* REQUIREMENT
Please copy exactly the lines that begin with the one containing "What data populates" and end with the last line of the entries.

----- PROVIDED DATA -----

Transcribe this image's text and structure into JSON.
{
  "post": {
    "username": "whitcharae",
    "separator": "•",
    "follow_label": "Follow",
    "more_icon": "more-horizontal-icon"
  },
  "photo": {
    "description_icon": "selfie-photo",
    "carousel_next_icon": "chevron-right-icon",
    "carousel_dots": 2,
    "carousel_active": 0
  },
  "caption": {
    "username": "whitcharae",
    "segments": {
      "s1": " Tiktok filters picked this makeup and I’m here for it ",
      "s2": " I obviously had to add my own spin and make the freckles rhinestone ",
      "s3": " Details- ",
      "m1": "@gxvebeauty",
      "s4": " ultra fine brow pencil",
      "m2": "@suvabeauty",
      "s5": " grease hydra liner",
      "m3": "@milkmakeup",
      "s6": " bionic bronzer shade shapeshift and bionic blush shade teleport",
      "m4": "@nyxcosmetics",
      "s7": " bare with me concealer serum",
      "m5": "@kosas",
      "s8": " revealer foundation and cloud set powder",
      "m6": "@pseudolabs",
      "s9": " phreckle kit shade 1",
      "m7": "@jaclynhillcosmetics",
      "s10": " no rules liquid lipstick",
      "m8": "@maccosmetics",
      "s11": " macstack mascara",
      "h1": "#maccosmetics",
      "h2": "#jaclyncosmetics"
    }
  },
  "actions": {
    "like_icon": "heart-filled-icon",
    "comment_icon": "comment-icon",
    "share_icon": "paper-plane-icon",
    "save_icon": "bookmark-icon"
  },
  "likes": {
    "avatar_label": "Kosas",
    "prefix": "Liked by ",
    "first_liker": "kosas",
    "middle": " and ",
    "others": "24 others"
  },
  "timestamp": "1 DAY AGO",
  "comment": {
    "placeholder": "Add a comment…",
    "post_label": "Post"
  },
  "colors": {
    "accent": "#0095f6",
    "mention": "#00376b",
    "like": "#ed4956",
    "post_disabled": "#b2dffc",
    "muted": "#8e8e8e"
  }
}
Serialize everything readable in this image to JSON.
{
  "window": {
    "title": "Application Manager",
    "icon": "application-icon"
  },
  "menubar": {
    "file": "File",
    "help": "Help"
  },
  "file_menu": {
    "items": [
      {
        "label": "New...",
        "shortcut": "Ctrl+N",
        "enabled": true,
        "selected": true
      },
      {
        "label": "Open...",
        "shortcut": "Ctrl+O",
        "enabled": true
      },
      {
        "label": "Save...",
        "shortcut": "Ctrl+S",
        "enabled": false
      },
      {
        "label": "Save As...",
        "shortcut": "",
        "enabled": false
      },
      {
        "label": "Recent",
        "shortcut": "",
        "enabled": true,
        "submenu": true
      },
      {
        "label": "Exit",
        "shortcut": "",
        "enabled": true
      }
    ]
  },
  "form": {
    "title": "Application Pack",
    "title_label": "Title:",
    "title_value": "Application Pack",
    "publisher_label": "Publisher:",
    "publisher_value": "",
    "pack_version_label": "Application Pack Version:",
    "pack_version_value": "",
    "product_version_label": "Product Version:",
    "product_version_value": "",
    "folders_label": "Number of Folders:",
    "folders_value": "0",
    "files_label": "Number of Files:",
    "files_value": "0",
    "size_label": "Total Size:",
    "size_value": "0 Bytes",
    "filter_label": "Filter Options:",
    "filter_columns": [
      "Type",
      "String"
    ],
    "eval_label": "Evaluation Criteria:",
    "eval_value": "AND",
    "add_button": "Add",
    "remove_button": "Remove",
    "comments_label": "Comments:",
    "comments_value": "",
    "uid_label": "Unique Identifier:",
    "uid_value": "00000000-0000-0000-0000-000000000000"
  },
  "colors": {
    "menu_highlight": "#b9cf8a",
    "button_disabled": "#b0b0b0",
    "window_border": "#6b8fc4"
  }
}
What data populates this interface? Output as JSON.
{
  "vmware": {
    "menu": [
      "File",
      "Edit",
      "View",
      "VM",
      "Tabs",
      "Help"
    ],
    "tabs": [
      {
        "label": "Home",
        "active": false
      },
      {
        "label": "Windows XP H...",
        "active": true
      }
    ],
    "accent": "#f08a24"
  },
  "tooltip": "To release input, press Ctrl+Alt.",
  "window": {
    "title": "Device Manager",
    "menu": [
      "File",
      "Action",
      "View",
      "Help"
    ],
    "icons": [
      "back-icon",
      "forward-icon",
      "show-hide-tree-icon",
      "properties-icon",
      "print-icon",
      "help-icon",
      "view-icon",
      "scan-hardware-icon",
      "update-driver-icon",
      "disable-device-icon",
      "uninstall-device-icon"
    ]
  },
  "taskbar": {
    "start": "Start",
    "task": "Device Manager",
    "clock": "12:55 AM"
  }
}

-----

* RESPONSE TO THE TASK
What data populates this interface? Output as JSON.
{
  "vmware": {
    "menu": [
      "File",
      "Edit",
      "View",
      "VM",
      "Tabs",
      "Help"
    ],
    "tabs": [
      {
        "label": "Home",
        "active": false
      },
      {
        "label": "Windows XP H...",
        "active": true
      }
    ],
    "accent": "#f08a24"
  },
  "tooltip": "To release input, press Ctrl+Alt.",
  "window": {
    "title": "Device Manager",
    "menu": [
      "File",
      "Action",
      "View",
      "Help"
    ],
    "icons": [
      "back-icon",
      "forward-icon",
      "show-hide-tree-icon",
      "properties-icon",
      "print-icon",
      "help-icon",
      "view-icon",
      "scan-hardware-icon",
      "update-driver-icon",
      "disable-device-icon",
      "uninstall-device-icon"
    ]
  },
  "taskbar": {
    "start": "Start",
    "task": "Device Manager",
    "clock": "12:55 AM"
  }
}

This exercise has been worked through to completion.